• EXERCISE
Pictures stay out; everything else in the records below is copied exactly.

• ROWS
# # #

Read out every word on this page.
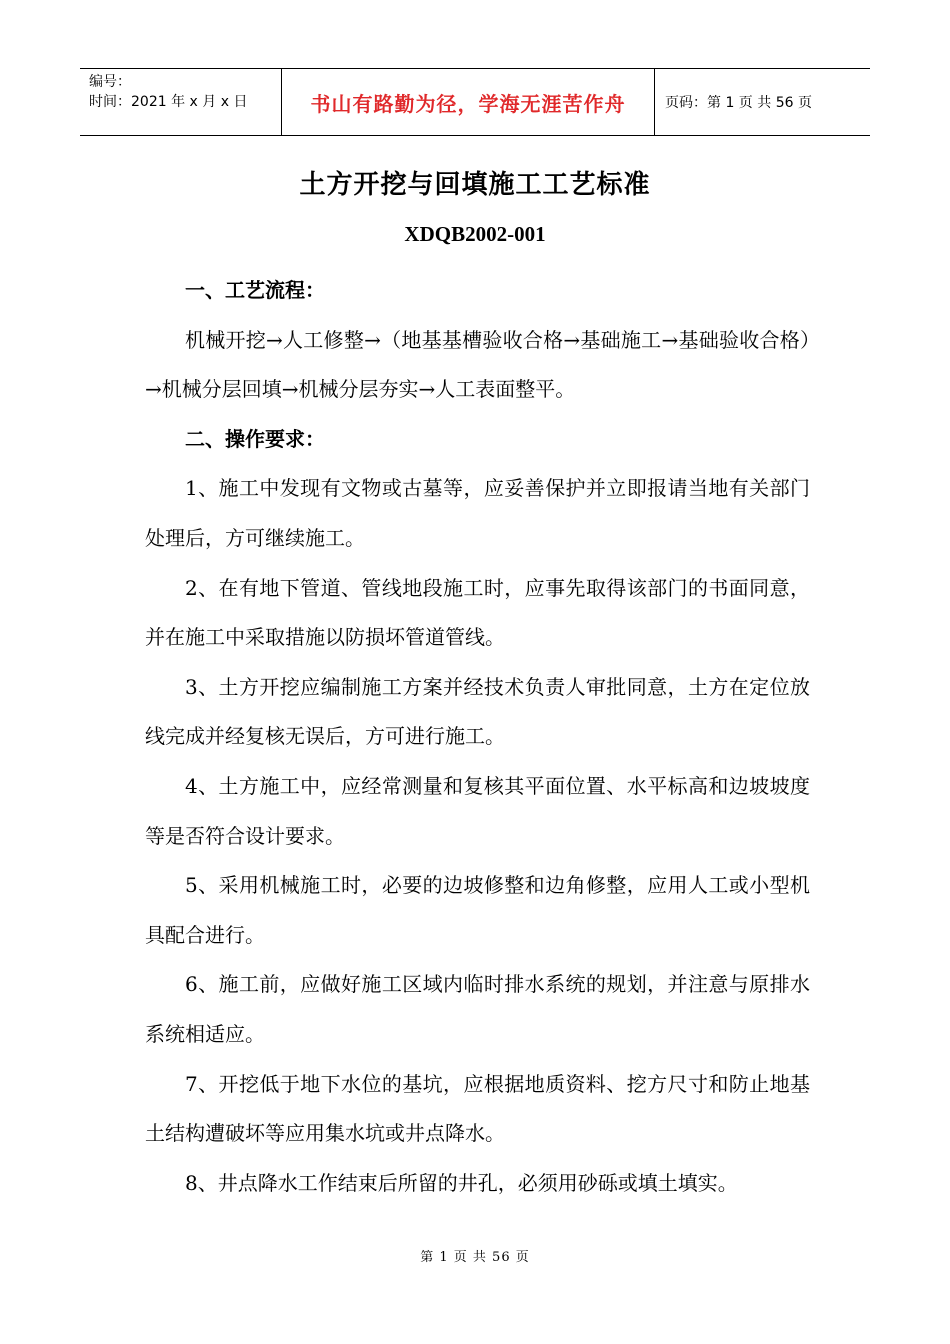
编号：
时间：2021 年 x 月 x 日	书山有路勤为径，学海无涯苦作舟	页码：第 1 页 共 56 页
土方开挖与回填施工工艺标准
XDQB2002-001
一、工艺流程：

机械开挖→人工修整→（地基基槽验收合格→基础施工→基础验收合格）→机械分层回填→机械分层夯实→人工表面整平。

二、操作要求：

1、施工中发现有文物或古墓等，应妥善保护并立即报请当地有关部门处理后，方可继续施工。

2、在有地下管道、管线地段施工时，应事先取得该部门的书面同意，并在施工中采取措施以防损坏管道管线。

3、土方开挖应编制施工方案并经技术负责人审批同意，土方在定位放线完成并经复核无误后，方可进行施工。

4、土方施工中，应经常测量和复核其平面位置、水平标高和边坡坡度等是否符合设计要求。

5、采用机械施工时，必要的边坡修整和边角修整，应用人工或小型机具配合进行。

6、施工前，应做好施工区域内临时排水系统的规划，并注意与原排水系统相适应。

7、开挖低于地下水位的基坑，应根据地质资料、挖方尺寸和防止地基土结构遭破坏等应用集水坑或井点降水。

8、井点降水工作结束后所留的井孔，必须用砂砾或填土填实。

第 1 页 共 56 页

# # #

• ANSWER BELOW
Read out every word on this page.
编号：
时间：2021 年 x 月 x 日	书山有路勤为径，学海无涯苦作舟	页码：第 1 页 共 56 页
土方开挖与回填施工工艺标准
XDQB2002-001
一、工艺流程：

机械开挖→人工修整→（地基基槽验收合格→基础施工→基础验收合格）→机械分层回填→机械分层夯实→人工表面整平。

二、操作要求：

1、施工中发现有文物或古墓等，应妥善保护并立即报请当地有关部门处理后，方可继续施工。

2、在有地下管道、管线地段施工时，应事先取得该部门的书面同意，并在施工中采取措施以防损坏管道管线。

3、土方开挖应编制施工方案并经技术负责人审批同意，土方在定位放线完成并经复核无误后，方可进行施工。

4、土方施工中，应经常测量和复核其平面位置、水平标高和边坡坡度等是否符合设计要求。

5、采用机械施工时，必要的边坡修整和边角修整，应用人工或小型机具配合进行。

6、施工前，应做好施工区域内临时排水系统的规划，并注意与原排水系统相适应。

7、开挖低于地下水位的基坑，应根据地质资料、挖方尺寸和防止地基土结构遭破坏等应用集水坑或井点降水。

8、井点降水工作结束后所留的井孔，必须用砂砾或填土填实。

第 1 页 共 56 页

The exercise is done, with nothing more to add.